Gather all lines in the records below that include the word "Positive".

--- Dataset entries ---

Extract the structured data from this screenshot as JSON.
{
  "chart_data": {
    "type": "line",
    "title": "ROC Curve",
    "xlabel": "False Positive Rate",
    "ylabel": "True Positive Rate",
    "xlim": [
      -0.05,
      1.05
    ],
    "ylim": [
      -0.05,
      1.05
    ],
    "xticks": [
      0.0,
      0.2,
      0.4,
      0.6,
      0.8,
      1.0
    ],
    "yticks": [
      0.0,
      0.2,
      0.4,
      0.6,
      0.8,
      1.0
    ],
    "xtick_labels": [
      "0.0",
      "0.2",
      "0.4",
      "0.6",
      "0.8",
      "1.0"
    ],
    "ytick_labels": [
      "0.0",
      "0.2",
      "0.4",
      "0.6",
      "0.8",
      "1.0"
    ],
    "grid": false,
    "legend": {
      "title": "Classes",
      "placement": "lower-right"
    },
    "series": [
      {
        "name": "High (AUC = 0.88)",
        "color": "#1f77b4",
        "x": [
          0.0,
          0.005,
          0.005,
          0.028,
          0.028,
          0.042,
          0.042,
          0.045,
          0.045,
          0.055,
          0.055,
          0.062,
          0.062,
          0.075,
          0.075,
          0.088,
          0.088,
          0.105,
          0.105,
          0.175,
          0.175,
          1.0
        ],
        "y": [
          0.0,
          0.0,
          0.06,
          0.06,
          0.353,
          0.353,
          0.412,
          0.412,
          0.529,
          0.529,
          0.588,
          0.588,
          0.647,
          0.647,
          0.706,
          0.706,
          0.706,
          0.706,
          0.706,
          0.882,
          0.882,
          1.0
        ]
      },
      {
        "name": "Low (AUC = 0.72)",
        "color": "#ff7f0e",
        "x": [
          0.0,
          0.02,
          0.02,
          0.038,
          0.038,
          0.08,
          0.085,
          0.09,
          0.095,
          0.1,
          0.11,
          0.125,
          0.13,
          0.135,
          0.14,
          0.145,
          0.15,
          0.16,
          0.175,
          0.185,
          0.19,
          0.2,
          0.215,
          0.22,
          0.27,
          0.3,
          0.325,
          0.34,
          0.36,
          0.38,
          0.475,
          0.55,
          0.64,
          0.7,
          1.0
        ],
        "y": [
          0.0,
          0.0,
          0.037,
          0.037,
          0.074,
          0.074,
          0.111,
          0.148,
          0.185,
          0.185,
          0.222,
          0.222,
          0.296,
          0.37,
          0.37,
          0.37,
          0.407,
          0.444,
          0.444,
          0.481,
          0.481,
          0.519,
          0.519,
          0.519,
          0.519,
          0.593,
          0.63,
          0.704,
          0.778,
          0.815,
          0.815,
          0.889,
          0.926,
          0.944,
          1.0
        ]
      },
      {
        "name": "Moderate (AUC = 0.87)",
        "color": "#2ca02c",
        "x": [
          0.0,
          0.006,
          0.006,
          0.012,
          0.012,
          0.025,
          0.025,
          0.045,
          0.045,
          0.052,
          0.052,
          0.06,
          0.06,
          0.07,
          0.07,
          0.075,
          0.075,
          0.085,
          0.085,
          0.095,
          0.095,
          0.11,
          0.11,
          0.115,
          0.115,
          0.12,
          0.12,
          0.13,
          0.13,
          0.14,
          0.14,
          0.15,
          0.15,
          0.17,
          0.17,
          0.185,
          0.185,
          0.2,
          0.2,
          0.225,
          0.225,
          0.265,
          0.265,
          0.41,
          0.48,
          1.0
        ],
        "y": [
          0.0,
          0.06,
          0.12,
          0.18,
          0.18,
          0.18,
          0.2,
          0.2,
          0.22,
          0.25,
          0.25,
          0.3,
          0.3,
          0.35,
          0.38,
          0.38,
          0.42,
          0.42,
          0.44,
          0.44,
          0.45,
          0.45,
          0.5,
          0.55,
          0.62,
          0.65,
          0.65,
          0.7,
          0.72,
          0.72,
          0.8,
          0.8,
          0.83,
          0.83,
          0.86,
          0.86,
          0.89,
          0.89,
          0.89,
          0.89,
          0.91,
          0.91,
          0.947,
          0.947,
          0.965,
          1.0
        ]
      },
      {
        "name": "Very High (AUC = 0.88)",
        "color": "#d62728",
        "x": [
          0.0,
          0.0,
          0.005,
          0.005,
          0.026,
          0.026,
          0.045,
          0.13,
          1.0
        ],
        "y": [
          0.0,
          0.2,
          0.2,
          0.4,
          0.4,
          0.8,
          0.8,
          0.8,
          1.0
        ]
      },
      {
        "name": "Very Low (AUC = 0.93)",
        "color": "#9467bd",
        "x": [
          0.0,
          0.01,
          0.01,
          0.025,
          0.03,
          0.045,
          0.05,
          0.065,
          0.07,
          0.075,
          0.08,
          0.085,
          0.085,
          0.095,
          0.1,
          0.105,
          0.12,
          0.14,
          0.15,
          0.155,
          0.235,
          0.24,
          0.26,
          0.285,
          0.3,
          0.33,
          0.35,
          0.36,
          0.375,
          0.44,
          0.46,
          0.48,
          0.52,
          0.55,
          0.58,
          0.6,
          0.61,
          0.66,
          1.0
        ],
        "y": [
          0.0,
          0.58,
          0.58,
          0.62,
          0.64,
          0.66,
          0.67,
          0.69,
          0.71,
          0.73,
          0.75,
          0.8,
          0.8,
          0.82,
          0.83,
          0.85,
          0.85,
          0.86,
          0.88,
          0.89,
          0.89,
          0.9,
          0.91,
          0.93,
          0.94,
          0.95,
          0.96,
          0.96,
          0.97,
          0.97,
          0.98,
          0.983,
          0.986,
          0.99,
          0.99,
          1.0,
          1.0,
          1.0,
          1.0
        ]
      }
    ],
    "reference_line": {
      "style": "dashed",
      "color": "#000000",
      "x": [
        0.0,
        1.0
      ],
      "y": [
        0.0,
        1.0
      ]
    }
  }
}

---

• Exercise answer:
    "xlabel": "False Positive Rate",
    "ylabel": "True Positive Rate",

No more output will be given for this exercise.